The listing below is to be output in its exact form.

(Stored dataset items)
▬▬▬▬▬▬

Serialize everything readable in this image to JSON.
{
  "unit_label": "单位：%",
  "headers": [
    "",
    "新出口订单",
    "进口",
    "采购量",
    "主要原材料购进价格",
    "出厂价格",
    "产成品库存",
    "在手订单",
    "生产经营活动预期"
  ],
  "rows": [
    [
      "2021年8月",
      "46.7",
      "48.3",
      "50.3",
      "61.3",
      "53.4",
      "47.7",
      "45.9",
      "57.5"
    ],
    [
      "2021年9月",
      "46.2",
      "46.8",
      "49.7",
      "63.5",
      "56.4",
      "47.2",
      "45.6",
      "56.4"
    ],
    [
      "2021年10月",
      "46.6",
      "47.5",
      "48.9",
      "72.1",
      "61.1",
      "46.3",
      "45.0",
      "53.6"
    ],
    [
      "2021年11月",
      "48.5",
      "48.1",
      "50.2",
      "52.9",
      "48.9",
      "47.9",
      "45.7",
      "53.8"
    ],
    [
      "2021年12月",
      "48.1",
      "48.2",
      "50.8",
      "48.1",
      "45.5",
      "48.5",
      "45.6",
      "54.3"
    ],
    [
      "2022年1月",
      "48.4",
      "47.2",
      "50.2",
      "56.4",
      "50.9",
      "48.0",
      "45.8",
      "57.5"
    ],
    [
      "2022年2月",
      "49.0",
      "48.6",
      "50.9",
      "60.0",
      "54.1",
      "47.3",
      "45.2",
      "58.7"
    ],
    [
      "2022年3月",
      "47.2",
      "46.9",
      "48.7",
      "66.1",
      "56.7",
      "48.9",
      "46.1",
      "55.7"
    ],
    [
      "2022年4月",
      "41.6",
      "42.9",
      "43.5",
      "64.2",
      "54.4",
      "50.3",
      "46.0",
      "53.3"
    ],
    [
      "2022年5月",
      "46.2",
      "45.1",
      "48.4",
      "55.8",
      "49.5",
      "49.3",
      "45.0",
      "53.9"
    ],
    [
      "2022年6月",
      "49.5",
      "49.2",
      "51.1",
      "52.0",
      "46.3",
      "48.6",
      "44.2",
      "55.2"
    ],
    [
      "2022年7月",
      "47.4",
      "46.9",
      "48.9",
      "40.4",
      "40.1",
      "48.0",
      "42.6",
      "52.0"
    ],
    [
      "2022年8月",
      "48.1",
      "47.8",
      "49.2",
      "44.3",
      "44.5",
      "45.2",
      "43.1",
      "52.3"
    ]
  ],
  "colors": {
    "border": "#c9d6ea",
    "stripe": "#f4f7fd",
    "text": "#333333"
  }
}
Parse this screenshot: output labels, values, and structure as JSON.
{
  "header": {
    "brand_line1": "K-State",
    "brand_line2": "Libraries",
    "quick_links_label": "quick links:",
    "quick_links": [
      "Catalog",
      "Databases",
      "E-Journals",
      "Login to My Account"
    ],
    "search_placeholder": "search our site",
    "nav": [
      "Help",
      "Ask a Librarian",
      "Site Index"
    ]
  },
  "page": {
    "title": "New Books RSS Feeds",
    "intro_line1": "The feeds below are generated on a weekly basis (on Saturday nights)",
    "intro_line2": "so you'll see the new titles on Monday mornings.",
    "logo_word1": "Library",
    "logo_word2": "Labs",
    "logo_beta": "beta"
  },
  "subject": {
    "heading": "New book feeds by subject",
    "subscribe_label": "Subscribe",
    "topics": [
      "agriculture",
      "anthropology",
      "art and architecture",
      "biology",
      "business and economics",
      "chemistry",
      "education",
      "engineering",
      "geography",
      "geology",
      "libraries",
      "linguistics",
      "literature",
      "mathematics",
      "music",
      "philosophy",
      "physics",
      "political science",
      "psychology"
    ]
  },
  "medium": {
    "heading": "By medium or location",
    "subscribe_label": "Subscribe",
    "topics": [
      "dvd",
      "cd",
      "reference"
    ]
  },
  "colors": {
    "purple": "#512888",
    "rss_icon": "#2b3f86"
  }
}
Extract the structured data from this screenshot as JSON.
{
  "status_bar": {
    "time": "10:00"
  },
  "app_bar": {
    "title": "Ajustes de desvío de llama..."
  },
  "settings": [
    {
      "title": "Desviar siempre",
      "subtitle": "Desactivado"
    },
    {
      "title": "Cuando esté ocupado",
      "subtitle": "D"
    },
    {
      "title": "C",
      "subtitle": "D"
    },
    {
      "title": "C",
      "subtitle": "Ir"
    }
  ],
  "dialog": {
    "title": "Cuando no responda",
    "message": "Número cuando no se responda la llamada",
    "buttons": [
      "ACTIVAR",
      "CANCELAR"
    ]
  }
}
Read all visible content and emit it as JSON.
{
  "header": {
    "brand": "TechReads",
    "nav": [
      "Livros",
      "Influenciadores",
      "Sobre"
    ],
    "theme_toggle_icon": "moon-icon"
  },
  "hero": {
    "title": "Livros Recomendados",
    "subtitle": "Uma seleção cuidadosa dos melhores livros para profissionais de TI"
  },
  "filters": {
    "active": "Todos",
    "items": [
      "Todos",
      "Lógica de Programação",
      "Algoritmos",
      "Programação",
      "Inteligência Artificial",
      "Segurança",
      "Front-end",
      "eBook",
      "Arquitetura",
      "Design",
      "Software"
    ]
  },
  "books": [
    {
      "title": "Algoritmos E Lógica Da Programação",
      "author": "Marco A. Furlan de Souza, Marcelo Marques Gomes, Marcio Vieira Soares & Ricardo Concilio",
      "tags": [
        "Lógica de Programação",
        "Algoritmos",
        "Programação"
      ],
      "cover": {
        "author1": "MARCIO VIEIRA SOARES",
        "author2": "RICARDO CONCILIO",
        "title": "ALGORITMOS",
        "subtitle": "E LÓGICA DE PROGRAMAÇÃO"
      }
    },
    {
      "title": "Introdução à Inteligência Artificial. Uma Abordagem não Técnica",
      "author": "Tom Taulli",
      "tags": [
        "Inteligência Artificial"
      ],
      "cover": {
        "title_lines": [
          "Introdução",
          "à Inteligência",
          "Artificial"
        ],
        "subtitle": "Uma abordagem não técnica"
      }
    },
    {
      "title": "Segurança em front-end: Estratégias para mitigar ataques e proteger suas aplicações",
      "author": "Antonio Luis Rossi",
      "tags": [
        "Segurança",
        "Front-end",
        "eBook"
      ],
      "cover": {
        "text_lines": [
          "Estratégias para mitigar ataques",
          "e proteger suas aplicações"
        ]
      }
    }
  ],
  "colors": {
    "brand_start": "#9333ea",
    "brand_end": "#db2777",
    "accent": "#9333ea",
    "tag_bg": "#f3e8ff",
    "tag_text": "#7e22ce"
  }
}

▬▬▬▬▬▬

### The result:
Serialize everything readable in this image to JSON.
{
  "unit_label": "单位：%",
  "headers": [
    "",
    "新出口订单",
    "进口",
    "采购量",
    "主要原材料购进价格",
    "出厂价格",
    "产成品库存",
    "在手订单",
    "生产经营活动预期"
  ],
  "rows": [
    [
      "2021年8月",
      "46.7",
      "48.3",
      "50.3",
      "61.3",
      "53.4",
      "47.7",
      "45.9",
      "57.5"
    ],
    [
      "2021年9月",
      "46.2",
      "46.8",
      "49.7",
      "63.5",
      "56.4",
      "47.2",
      "45.6",
      "56.4"
    ],
    [
      "2021年10月",
      "46.6",
      "47.5",
      "48.9",
      "72.1",
      "61.1",
      "46.3",
      "45.0",
      "53.6"
    ],
    [
      "2021年11月",
      "48.5",
      "48.1",
      "50.2",
      "52.9",
      "48.9",
      "47.9",
      "45.7",
      "53.8"
    ],
    [
      "2021年12月",
      "48.1",
      "48.2",
      "50.8",
      "48.1",
      "45.5",
      "48.5",
      "45.6",
      "54.3"
    ],
    [
      "2022年1月",
      "48.4",
      "47.2",
      "50.2",
      "56.4",
      "50.9",
      "48.0",
      "45.8",
      "57.5"
    ],
    [
      "2022年2月",
      "49.0",
      "48.6",
      "50.9",
      "60.0",
      "54.1",
      "47.3",
      "45.2",
      "58.7"
    ],
    [
      "2022年3月",
      "47.2",
      "46.9",
      "48.7",
      "66.1",
      "56.7",
      "48.9",
      "46.1",
      "55.7"
    ],
    [
      "2022年4月",
      "41.6",
      "42.9",
      "43.5",
      "64.2",
      "54.4",
      "50.3",
      "46.0",
      "53.3"
    ],
    [
      "2022年5月",
      "46.2",
      "45.1",
      "48.4",
      "55.8",
      "49.5",
      "49.3",
      "45.0",
      "53.9"
    ],
    [
      "2022年6月",
      "49.5",
      "49.2",
      "51.1",
      "52.0",
      "46.3",
      "48.6",
      "44.2",
      "55.2"
    ],
    [
      "2022年7月",
      "47.4",
      "46.9",
      "48.9",
      "40.4",
      "40.1",
      "48.0",
      "42.6",
      "52.0"
    ],
    [
      "2022年8月",
      "48.1",
      "47.8",
      "49.2",
      "44.3",
      "44.5",
      "45.2",
      "43.1",
      "52.3"
    ]
  ],
  "colors": {
    "border": "#c9d6ea",
    "stripe": "#f4f7fd",
    "text": "#333333"
  }
}
Parse this screenshot: output labels, values, and structure as JSON.
{
  "header": {
    "brand_line1": "K-State",
    "brand_line2": "Libraries",
    "quick_links_label": "quick links:",
    "quick_links": [
      "Catalog",
      "Databases",
      "E-Journals",
      "Login to My Account"
    ],
    "search_placeholder": "search our site",
    "nav": [
      "Help",
      "Ask a Librarian",
      "Site Index"
    ]
  },
  "page": {
    "title": "New Books RSS Feeds",
    "intro_line1": "The feeds below are generated on a weekly basis (on Saturday nights)",
    "intro_line2": "so you'll see the new titles on Monday mornings.",
    "logo_word1": "Library",
    "logo_word2": "Labs",
    "logo_beta": "beta"
  },
  "subject": {
    "heading": "New book feeds by subject",
    "subscribe_label": "Subscribe",
    "topics": [
      "agriculture",
      "anthropology",
      "art and architecture",
      "biology",
      "business and economics",
      "chemistry",
      "education",
      "engineering",
      "geography",
      "geology",
      "libraries",
      "linguistics",
      "literature",
      "mathematics",
      "music",
      "philosophy",
      "physics",
      "political science",
      "psychology"
    ]
  },
  "medium": {
    "heading": "By medium or location",
    "subscribe_label": "Subscribe",
    "topics": [
      "dvd",
      "cd",
      "reference"
    ]
  },
  "colors": {
    "purple": "#512888",
    "rss_icon": "#2b3f86"
  }
}
Extract the structured data from this screenshot as JSON.
{
  "status_bar": {
    "time": "10:00"
  },
  "app_bar": {
    "title": "Ajustes de desvío de llama..."
  },
  "settings": [
    {
      "title": "Desviar siempre",
      "subtitle": "Desactivado"
    },
    {
      "title": "Cuando esté ocupado",
      "subtitle": "D"
    },
    {
      "title": "C",
      "subtitle": "D"
    },
    {
      "title": "C",
      "subtitle": "Ir"
    }
  ],
  "dialog": {
    "title": "Cuando no responda",
    "message": "Número cuando no se responda la llamada",
    "buttons": [
      "ACTIVAR",
      "CANCELAR"
    ]
  }
}
Read all visible content and emit it as JSON.
{
  "header": {
    "brand": "TechReads",
    "nav": [
      "Livros",
      "Influenciadores",
      "Sobre"
    ],
    "theme_toggle_icon": "moon-icon"
  },
  "hero": {
    "title": "Livros Recomendados",
    "subtitle": "Uma seleção cuidadosa dos melhores livros para profissionais de TI"
  },
  "filters": {
    "active": "Todos",
    "items": [
      "Todos",
      "Lógica de Programação",
      "Algoritmos",
      "Programação",
      "Inteligência Artificial",
      "Segurança",
      "Front-end",
      "eBook",
      "Arquitetura",
      "Design",
      "Software"
    ]
  },
  "books": [
    {
      "title": "Algoritmos E Lógica Da Programação",
      "author": "Marco A. Furlan de Souza, Marcelo Marques Gomes, Marcio Vieira Soares & Ricardo Concilio",
      "tags": [
        "Lógica de Programação",
        "Algoritmos",
        "Programação"
      ],
      "cover": {
        "author1": "MARCIO VIEIRA SOARES",
        "author2": "RICARDO CONCILIO",
        "title": "ALGORITMOS",
        "subtitle": "E LÓGICA DE PROGRAMAÇÃO"
      }
    },
    {
      "title": "Introdução à Inteligência Artificial. Uma Abordagem não Técnica",
      "author": "Tom Taulli",
      "tags": [
        "Inteligência Artificial"
      ],
      "cover": {
        "title_lines": [
          "Introdução",
          "à Inteligência",
          "Artificial"
        ],
        "subtitle": "Uma abordagem não técnica"
      }
    },
    {
      "title": "Segurança em front-end: Estratégias para mitigar ataques e proteger suas aplicações",
      "author": "Antonio Luis Rossi",
      "tags": [
        "Segurança",
        "Front-end",
        "eBook"
      ],
      "cover": {
        "text_lines": [
          "Estratégias para mitigar ataques",
          "e proteger suas aplicações"
        ]
      }
    }
  ],
  "colors": {
    "brand_start": "#9333ea",
    "brand_end": "#db2777",
    "accent": "#9333ea",
    "tag_bg": "#f3e8ff",
    "tag_text": "#7e22ce"
  }
}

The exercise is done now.